## Start The data
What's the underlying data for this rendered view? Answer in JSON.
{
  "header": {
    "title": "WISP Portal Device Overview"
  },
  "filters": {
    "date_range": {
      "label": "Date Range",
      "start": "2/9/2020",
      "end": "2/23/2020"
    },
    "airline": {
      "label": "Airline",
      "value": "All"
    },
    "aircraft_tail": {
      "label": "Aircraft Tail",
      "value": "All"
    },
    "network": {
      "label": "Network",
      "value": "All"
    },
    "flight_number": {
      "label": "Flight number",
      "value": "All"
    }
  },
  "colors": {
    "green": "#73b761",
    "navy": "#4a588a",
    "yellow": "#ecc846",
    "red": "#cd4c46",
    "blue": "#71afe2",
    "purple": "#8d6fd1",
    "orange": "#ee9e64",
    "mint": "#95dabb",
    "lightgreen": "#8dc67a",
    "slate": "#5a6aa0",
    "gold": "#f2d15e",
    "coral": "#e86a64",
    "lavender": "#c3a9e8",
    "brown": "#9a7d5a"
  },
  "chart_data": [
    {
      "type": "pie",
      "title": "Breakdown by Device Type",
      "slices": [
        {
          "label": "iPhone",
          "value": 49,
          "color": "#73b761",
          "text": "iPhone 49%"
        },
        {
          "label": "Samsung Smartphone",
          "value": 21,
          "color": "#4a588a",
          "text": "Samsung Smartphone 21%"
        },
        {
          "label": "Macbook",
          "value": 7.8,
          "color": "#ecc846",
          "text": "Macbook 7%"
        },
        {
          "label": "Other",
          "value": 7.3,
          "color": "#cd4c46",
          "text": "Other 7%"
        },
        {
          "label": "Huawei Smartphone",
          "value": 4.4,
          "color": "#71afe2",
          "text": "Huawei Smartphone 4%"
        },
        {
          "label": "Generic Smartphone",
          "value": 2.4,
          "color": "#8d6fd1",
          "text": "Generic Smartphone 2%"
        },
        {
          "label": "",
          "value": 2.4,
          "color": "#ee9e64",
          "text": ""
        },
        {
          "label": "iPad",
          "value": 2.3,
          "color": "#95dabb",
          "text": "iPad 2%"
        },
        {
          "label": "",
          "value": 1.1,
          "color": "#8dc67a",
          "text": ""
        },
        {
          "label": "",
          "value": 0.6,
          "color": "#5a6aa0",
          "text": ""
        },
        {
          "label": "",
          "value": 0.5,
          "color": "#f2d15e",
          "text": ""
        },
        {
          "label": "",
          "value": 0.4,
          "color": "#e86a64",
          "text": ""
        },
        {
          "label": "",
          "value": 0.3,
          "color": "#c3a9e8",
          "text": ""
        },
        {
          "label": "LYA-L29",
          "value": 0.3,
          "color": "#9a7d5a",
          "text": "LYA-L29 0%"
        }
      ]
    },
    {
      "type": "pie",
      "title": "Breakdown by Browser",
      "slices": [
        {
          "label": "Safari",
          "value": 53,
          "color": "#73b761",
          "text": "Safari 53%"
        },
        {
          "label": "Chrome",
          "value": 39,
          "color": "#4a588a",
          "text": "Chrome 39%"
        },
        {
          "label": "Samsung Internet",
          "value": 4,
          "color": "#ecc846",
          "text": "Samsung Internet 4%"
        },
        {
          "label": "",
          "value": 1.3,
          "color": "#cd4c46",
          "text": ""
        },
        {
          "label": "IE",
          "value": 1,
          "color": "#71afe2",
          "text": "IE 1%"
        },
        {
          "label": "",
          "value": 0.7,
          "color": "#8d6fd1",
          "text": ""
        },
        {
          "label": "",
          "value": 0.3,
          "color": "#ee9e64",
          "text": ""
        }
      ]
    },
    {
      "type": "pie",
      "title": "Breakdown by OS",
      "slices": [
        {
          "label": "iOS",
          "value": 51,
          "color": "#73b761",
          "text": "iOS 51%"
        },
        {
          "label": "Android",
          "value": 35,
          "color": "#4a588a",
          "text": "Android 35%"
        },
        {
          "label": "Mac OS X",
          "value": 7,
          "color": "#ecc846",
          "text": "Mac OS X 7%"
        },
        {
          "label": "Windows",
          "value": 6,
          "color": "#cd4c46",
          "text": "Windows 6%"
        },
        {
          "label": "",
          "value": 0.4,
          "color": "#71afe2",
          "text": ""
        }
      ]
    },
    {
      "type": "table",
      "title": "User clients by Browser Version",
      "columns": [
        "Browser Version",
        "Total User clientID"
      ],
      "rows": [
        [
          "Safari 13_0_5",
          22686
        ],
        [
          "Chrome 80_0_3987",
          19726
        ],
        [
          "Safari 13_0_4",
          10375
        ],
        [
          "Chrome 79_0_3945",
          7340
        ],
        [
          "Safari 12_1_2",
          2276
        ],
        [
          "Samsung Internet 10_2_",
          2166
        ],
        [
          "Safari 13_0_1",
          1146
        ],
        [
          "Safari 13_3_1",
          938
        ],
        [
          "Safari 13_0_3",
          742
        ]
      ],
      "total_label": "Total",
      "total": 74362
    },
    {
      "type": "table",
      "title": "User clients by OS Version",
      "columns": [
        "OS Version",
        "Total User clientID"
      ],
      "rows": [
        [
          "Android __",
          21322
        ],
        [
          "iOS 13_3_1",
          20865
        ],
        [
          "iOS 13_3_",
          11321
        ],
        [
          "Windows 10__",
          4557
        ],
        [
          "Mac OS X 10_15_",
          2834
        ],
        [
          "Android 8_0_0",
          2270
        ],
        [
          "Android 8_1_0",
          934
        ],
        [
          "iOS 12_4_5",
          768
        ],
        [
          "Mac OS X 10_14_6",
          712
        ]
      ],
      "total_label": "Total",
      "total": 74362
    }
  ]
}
## End The data
To do :: Extract each record, keeping it identical to the original.

Full response ::
What's the underlying data for this rendered view? Answer in JSON.
{
  "header": {
    "title": "WISP Portal Device Overview"
  },
  "filters": {
    "date_range": {
      "label": "Date Range",
      "start": "2/9/2020",
      "end": "2/23/2020"
    },
    "airline": {
      "label": "Airline",
      "value": "All"
    },
    "aircraft_tail": {
      "label": "Aircraft Tail",
      "value": "All"
    },
    "network": {
      "label": "Network",
      "value": "All"
    },
    "flight_number": {
      "label": "Flight number",
      "value": "All"
    }
  },
  "colors": {
    "green": "#73b761",
    "navy": "#4a588a",
    "yellow": "#ecc846",
    "red": "#cd4c46",
    "blue": "#71afe2",
    "purple": "#8d6fd1",
    "orange": "#ee9e64",
    "mint": "#95dabb",
    "lightgreen": "#8dc67a",
    "slate": "#5a6aa0",
    "gold": "#f2d15e",
    "coral": "#e86a64",
    "lavender": "#c3a9e8",
    "brown": "#9a7d5a"
  },
  "chart_data": [
    {
      "type": "pie",
      "title": "Breakdown by Device Type",
      "slices": [
        {
          "label": "iPhone",
          "value": 49,
          "color": "#73b761",
          "text": "iPhone 49%"
        },
        {
          "label": "Samsung Smartphone",
          "value": 21,
          "color": "#4a588a",
          "text": "Samsung Smartphone 21%"
        },
        {
          "label": "Macbook",
          "value": 7.8,
          "color": "#ecc846",
          "text": "Macbook 7%"
        },
        {
          "label": "Other",
          "value": 7.3,
          "color": "#cd4c46",
          "text": "Other 7%"
        },
        {
          "label": "Huawei Smartphone",
          "value": 4.4,
          "color": "#71afe2",
          "text": "Huawei Smartphone 4%"
        },
        {
          "label": "Generic Smartphone",
          "value": 2.4,
          "color": "#8d6fd1",
          "text": "Generic Smartphone 2%"
        },
        {
          "label": "",
          "value": 2.4,
          "color": "#ee9e64",
          "text": ""
        },
        {
          "label": "iPad",
          "value": 2.3,
          "color": "#95dabb",
          "text": "iPad 2%"
        },
        {
          "label": "",
          "value": 1.1,
          "color": "#8dc67a",
          "text": ""
        },
        {
          "label": "",
          "value": 0.6,
          "color": "#5a6aa0",
          "text": ""
        },
        {
          "label": "",
          "value": 0.5,
          "color": "#f2d15e",
          "text": ""
        },
        {
          "label": "",
          "value": 0.4,
          "color": "#e86a64",
          "text": ""
        },
        {
          "label": "",
          "value": 0.3,
          "color": "#c3a9e8",
          "text": ""
        },
        {
          "label": "LYA-L29",
          "value": 0.3,
          "color": "#9a7d5a",
          "text": "LYA-L29 0%"
        }
      ]
    },
    {
      "type": "pie",
      "title": "Breakdown by Browser",
      "slices": [
        {
          "label": "Safari",
          "value": 53,
          "color": "#73b761",
          "text": "Safari 53%"
        },
        {
          "label": "Chrome",
          "value": 39,
          "color": "#4a588a",
          "text": "Chrome 39%"
        },
        {
          "label": "Samsung Internet",
          "value": 4,
          "color": "#ecc846",
          "text": "Samsung Internet 4%"
        },
        {
          "label": "",
          "value": 1.3,
          "color": "#cd4c46",
          "text": ""
        },
        {
          "label": "IE",
          "value": 1,
          "color": "#71afe2",
          "text": "IE 1%"
        },
        {
          "label": "",
          "value": 0.7,
          "color": "#8d6fd1",
          "text": ""
        },
        {
          "label": "",
          "value": 0.3,
          "color": "#ee9e64",
          "text": ""
        }
      ]
    },
    {
      "type": "pie",
      "title": "Breakdown by OS",
      "slices": [
        {
          "label": "iOS",
          "value": 51,
          "color": "#73b761",
          "text": "iOS 51%"
        },
        {
          "label": "Android",
          "value": 35,
          "color": "#4a588a",
          "text": "Android 35%"
        },
        {
          "label": "Mac OS X",
          "value": 7,
          "color": "#ecc846",
          "text": "Mac OS X 7%"
        },
        {
          "label": "Windows",
          "value": 6,
          "color": "#cd4c46",
          "text": "Windows 6%"
        },
        {
          "label": "",
          "value": 0.4,
          "color": "#71afe2",
          "text": ""
        }
      ]
    },
    {
      "type": "table",
      "title": "User clients by Browser Version",
      "columns": [
        "Browser Version",
        "Total User clientID"
      ],
      "rows": [
        [
          "Safari 13_0_5",
          22686
        ],
        [
          "Chrome 80_0_3987",
          19726
        ],
        [
          "Safari 13_0_4",
          10375
        ],
        [
          "Chrome 79_0_3945",
          7340
        ],
        [
          "Safari 12_1_2",
          2276
        ],
        [
          "Samsung Internet 10_2_",
          2166
        ],
        [
          "Safari 13_0_1",
          1146
        ],
        [
          "Safari 13_3_1",
          938
        ],
        [
          "Safari 13_0_3",
          742
        ]
      ],
      "total_label": "Total",
      "total": 74362
    },
    {
      "type": "table",
      "title": "User clients by OS Version",
      "columns": [
        "OS Version",
        "Total User clientID"
      ],
      "rows": [
        [
          "Android __",
          21322
        ],
        [
          "iOS 13_3_1",
          20865
        ],
        [
          "iOS 13_3_",
          11321
        ],
        [
          "Windows 10__",
          4557
        ],
        [
          "Mac OS X 10_15_",
          2834
        ],
        [
          "Android 8_0_0",
          2270
        ],
        [
          "Android 8_1_0",
          934
        ],
        [
          "iOS 12_4_5",
          768
        ],
        [
          "Mac OS X 10_14_6",
          712
        ]
      ],
      "total_label": "Total",
      "total": 74362
    }
  ]
}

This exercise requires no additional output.